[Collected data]
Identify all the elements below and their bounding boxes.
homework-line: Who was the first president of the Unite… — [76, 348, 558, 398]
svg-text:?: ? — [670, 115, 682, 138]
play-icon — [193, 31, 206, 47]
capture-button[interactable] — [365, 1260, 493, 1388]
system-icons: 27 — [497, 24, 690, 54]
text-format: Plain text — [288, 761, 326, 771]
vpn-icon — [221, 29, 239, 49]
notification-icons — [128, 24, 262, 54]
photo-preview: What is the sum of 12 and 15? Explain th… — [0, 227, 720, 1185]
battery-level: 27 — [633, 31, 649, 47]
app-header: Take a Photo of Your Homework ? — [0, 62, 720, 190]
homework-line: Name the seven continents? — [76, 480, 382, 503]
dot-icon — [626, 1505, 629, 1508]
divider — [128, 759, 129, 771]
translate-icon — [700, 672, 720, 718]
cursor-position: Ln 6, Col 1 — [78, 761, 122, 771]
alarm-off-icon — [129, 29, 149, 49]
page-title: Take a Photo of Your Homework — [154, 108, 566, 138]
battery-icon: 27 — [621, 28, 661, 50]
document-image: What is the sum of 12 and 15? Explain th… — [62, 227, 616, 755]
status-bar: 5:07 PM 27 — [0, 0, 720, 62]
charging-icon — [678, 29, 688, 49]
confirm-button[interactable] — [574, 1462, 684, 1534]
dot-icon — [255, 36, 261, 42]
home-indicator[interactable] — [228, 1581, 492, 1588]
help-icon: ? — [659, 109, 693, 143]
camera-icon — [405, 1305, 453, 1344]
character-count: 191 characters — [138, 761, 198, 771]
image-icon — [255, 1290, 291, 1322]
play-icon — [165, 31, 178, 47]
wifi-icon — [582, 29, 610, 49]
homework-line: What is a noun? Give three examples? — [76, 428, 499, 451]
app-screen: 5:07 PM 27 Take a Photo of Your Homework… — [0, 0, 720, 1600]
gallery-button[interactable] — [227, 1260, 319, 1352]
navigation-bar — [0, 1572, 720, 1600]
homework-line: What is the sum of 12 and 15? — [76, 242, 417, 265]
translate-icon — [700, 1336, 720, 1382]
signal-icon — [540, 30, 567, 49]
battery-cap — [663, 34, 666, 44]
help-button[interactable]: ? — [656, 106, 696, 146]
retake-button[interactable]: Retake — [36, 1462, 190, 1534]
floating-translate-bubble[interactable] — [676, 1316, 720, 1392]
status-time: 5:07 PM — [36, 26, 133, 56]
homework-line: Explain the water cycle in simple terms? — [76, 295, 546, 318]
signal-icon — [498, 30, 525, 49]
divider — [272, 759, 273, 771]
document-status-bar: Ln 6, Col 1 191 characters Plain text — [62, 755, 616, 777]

- **Challenge**:
Reproduce the items above, renaming every "homework-line" to "homework-text" and leaving everything else untouched.

- **Result**:
Identify all the elements below and their bounding boxes.
homework-text: Who was the first president of the Unite… — [76, 348, 558, 398]
svg-text:?: ? — [670, 115, 682, 138]
play-icon — [193, 31, 206, 47]
capture-button[interactable] — [365, 1260, 493, 1388]
system-icons: 27 — [497, 24, 690, 54]
text-format: Plain text — [288, 761, 326, 771]
vpn-icon — [221, 29, 239, 49]
notification-icons — [128, 24, 262, 54]
photo-preview: What is the sum of 12 and 15? Explain th… — [0, 227, 720, 1185]
battery-level: 27 — [633, 31, 649, 47]
app-header: Take a Photo of Your Homework ? — [0, 62, 720, 190]
homework-text: Name the seven continents? — [76, 480, 382, 503]
dot-icon — [626, 1505, 629, 1508]
divider — [128, 759, 129, 771]
translate-icon — [700, 672, 720, 718]
cursor-position: Ln 6, Col 1 — [78, 761, 122, 771]
alarm-off-icon — [129, 29, 149, 49]
page-title: Take a Photo of Your Homework — [154, 108, 566, 138]
battery-icon: 27 — [621, 28, 661, 50]
document-image: What is the sum of 12 and 15? Explain th… — [62, 227, 616, 755]
status-bar: 5:07 PM 27 — [0, 0, 720, 62]
charging-icon — [678, 29, 688, 49]
confirm-button[interactable] — [574, 1462, 684, 1534]
dot-icon — [255, 36, 261, 42]
home-indicator[interactable] — [228, 1581, 492, 1588]
help-icon: ? — [659, 109, 693, 143]
camera-icon — [405, 1305, 453, 1344]
character-count: 191 characters — [138, 761, 198, 771]
image-icon — [255, 1290, 291, 1322]
play-icon — [165, 31, 178, 47]
wifi-icon — [582, 29, 610, 49]
homework-text: What is a noun? Give three examples? — [76, 428, 499, 451]
app-screen: 5:07 PM 27 Take a Photo of Your Homework… — [0, 0, 720, 1600]
gallery-button[interactable] — [227, 1260, 319, 1352]
navigation-bar — [0, 1572, 720, 1600]
homework-text: What is the sum of 12 and 15? — [76, 242, 417, 265]
translate-icon — [700, 1336, 720, 1382]
signal-icon — [540, 30, 567, 49]
battery-cap — [663, 34, 666, 44]
help-button[interactable]: ? — [656, 106, 696, 146]
retake-button[interactable]: Retake — [36, 1462, 190, 1534]
floating-translate-bubble[interactable] — [676, 1316, 720, 1392]
status-time: 5:07 PM — [36, 26, 133, 56]
homework-text: Explain the water cycle in simple terms? — [76, 295, 546, 318]
signal-icon — [498, 30, 525, 49]
divider — [272, 759, 273, 771]
document-status-bar: Ln 6, Col 1 191 characters Plain text — [62, 755, 616, 777]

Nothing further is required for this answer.